START Reading text

My three-year-old nephew, who has never seen a traditional commercial in his life, is already inundated in marketing because he has seen Disney and Pixar movies, even Sesame Street. And these are as much commercials as anything else. He recently told me he wanted to see the boy we were reading about in a book “up on the TV”, that he wanted the car shown in the picture book. Unfortunately for him, it was a rare book with no additional commercial tie-ins.

The aim is always to make us buy more, but the most successful marketers do it in a way that we think it is our own idea. Our own real desire.

It doesn’t stop with buying things. Marketing is also used to influence the way we vote, although that too is connected to what we buy. As just one example, in 2010, General Electric (G.E.), the world’s third largest public company, a company that made $5 billion from U.S. operations selling movies and television shows and light bulbs, etc, paid $0 in taxes according to The New York Times. That doesn’t happen by accident. It comes from lobbying, supporting politicians, and getting them to pass beneficial tax laws.

Politicians too have much to sell, starting with themselves. This works for President Obama as his life story is the American Dream. Or so his books, titled Dreams from my Father and The Audacity of Hope: Thoughts on Reclaiming the American Dream seem to claim. His campaign taglines are Hope (2008) and Forward (2012). He’s saying Americans are optimistic, always looking to the future. Simple. Obvious. Right? It’s what we already believe. I bought it. I’ll do it again, too.

Mitt Romney’s book—as it seems all presidential aspirants in the U.S. must now have one—is titled: No Apology: The Case for American Greatness. What Romney leaves out is his own life story. Not his business background, but his religion, his family’s history as founders of the Mormon Church. In my view, it wouldn’t hurt him to talk about his religion as Mormons are nothing if not quintessentially, born and bred, utopian American Dreamers—and unlike those hippies, they’re clean-cut and polite.

Better yet, according to Rapaille, Americans are looking for a Moses symbol in their President—a rebellious leader who will lead them out of trouble. Well, we all know Obama was Moses in 2004, but did you know Moses visited and blessed Joseph Smith and all Mormons as leaders of America in 1863? I'm paraphrasing slightly, but I think Smith had a strong grasp of this concept of codes and unconscious emotional connections.

Romney’s campaign tagline is: “We have a moral responsibility not to spend more than we take in.” It’s a nice idea, but is it good marketing? It doesn’t seem to translate culturally in a place like Miami, which is flat and warm, yet the car of choice is a gigantic Cadillac Escalade that sells for over $63,000. I’ve spent a lot of time trying to convince Miamians they need to save energy, buy more efficient cars, walk to work, but to my everlasting regret it rarely works. (What does? Higher gas prices.)

The truth is most likely Romney’s campaign messaging is right on code. He’s simply selling to a segment of America with a very different cultural code than my own, a very different idea of what the American Dream means.

If you think you aren’t persuadable, that you know why you buy things, why you vote for one candidate over another, why you like a particular musician or book, watch these two Frontline specials on PBS: The Persuaders and the The Merchants of Cool. They’re available online. You might just change your mind. 

For more, visit my author website and/or personal blog, A Wandering Tale. Even better, order a copy of Monkey Love & Murder on AmazonBarnes & Noble, or the Book Depository (free shipping nearly anywhere in the world).


  1. Thanks for the links to the Frontline specials. I'll check them out!

  2. What a finely crafted article. I spend so much time reading garbage blogs on the internet. This one is so well throught-through and written that it's amazing. Congratulations to the author.

END Reading text
START Exercise data

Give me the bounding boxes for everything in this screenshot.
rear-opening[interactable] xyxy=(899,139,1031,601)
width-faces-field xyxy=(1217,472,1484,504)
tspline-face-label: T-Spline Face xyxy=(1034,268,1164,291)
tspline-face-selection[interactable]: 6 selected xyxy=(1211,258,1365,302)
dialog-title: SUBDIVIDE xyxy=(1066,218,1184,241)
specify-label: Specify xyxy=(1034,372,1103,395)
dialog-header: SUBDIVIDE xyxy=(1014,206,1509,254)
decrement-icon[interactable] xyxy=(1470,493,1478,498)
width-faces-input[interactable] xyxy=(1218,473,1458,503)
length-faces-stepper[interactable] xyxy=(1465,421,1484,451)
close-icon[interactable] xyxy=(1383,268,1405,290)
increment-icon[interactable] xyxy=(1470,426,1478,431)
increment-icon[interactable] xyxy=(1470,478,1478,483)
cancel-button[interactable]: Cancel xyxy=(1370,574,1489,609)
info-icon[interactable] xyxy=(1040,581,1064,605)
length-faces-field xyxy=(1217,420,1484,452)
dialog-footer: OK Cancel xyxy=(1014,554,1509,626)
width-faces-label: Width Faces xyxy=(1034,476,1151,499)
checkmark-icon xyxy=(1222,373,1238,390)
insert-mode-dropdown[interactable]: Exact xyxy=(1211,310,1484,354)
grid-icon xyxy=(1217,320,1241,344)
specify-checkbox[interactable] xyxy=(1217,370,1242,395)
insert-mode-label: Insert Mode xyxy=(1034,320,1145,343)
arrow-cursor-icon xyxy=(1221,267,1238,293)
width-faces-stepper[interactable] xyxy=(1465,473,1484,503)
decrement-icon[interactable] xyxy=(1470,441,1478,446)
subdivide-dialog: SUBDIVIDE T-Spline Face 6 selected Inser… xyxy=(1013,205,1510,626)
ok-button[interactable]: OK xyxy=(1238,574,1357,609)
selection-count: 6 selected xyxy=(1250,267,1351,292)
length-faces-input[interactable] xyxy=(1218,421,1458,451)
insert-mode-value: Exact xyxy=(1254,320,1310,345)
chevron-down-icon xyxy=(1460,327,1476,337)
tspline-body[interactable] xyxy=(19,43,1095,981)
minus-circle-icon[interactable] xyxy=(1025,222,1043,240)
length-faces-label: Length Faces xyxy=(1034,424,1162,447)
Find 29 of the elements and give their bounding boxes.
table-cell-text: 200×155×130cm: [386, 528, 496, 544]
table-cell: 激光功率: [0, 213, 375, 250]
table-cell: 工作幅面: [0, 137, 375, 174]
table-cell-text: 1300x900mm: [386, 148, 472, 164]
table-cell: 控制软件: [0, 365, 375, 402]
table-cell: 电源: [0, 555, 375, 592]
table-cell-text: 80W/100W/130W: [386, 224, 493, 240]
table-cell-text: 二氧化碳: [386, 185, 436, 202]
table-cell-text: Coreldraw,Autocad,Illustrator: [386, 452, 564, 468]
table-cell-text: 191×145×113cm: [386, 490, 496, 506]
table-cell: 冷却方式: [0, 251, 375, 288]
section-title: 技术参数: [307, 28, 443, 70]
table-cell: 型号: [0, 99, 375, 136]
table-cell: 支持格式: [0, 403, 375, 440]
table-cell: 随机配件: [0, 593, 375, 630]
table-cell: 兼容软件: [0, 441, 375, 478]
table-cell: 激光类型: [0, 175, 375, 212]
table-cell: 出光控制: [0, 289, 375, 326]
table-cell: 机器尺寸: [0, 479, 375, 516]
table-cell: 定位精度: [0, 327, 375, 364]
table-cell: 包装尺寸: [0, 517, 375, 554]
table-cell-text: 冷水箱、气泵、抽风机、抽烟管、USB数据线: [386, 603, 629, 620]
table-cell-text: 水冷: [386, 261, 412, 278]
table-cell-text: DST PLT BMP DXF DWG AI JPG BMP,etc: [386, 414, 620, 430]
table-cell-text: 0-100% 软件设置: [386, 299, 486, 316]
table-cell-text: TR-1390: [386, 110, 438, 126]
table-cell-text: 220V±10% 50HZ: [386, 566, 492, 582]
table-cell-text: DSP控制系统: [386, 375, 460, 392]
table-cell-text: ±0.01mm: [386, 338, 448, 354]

END Exercise data

Exercise prompt
Extract the passage of the marketing essay starting at "For more, visit" and ending at "to the author.", copied word for word.

Output for this task
For more, visit my author website and/or personal blog, A Wandering Tale. Even better, order a copy of Monkey Love & Murder on AmazonBarnes & Noble, or the Book Depository (free shipping nearly anywhere in the world).


  1. Thanks for the links to the Frontline specials. I'll check them out!

  2. What a finely crafted article. I spend so much time reading garbage blogs on the internet. This one is so well throught-through and written that it's amazing. Congratulations to the author.